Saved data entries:
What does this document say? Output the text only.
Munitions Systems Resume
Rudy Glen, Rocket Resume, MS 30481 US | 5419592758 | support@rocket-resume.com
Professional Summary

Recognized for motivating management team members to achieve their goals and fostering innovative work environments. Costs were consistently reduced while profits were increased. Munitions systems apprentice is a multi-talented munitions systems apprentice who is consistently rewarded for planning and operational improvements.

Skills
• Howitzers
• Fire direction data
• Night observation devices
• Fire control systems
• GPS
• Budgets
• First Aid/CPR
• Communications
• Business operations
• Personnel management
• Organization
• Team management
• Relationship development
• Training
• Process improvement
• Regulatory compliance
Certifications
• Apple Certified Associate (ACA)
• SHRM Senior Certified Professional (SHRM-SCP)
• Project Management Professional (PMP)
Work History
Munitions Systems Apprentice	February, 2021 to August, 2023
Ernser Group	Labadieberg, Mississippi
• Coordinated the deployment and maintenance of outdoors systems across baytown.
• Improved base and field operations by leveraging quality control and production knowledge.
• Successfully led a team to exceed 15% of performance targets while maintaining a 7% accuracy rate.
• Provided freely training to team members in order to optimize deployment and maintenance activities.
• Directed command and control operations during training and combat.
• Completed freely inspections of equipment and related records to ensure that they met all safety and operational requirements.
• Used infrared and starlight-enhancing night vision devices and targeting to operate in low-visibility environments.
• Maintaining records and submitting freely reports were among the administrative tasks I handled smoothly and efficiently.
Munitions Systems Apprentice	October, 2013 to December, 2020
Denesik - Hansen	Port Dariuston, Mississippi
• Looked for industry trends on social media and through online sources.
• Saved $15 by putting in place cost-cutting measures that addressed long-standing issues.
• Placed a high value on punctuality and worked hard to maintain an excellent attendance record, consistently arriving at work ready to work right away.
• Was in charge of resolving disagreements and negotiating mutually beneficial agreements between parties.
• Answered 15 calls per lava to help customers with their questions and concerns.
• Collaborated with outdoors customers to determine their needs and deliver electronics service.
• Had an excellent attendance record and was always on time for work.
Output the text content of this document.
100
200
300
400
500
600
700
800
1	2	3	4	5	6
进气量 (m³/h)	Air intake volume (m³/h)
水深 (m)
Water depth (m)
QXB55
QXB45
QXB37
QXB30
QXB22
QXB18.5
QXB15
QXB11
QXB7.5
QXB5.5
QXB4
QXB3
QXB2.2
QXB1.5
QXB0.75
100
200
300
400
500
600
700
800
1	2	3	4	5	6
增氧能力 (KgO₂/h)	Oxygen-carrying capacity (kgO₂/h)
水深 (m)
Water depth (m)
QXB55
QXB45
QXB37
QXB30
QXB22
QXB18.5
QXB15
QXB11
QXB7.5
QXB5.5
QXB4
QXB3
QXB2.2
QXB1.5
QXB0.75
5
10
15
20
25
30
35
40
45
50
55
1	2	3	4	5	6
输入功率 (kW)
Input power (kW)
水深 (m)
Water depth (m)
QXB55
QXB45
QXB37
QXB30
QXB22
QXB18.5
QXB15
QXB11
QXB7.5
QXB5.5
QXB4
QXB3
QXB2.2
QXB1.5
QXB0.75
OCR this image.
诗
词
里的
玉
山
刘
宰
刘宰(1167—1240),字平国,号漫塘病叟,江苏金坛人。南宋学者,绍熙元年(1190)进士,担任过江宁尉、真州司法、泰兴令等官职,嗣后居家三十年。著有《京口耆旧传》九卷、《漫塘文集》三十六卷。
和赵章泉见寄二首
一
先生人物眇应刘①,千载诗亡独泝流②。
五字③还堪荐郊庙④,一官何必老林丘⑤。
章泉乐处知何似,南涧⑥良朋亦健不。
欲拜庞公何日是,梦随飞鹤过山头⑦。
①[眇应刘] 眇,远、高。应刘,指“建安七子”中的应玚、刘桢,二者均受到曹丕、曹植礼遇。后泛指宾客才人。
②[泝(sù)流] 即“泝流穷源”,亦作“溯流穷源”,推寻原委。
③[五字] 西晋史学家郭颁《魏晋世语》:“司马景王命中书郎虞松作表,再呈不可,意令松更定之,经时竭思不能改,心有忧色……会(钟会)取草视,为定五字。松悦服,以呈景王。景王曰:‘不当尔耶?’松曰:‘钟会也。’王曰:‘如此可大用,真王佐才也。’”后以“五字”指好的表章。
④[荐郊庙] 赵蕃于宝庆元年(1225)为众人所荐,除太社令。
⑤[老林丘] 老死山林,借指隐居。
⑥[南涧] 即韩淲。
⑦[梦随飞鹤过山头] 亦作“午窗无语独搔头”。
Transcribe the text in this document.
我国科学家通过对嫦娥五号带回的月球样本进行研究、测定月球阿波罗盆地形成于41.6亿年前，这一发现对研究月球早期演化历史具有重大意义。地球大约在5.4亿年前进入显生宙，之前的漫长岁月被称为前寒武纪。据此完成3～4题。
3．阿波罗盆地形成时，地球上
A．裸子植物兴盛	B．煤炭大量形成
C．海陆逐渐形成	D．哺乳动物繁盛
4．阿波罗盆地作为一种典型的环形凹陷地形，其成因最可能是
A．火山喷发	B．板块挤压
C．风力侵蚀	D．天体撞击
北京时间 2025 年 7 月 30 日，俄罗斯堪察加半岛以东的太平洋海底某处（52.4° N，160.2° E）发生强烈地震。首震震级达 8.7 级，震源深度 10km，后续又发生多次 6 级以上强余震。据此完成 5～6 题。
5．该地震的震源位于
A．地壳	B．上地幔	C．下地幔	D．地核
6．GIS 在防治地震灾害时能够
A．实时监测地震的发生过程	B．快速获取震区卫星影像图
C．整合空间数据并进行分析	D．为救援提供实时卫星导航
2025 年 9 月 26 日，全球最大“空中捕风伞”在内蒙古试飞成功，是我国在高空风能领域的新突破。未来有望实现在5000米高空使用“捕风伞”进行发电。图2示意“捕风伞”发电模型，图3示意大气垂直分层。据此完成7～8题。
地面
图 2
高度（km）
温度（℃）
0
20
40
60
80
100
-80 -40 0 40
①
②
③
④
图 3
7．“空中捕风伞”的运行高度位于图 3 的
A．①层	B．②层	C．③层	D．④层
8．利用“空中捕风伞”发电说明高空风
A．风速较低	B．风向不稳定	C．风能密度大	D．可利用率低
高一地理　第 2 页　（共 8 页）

→ **SET PROBLEM**: Gather up every line from the listing above in which the word "environments" occurs.

→ **ANSWER FOR THE TASK**:
Recognized for motivating management team members to achieve their goals and fostering innovative work environments. Costs were consistently reduced while profits were increased. Munitions systems apprentice is a multi-talented munitions systems apprentice who is consistently rewarded for planning and operational improvements.
• Used infrared and starlight-enhancing night vision devices and targeting to operate in low-visibility environments.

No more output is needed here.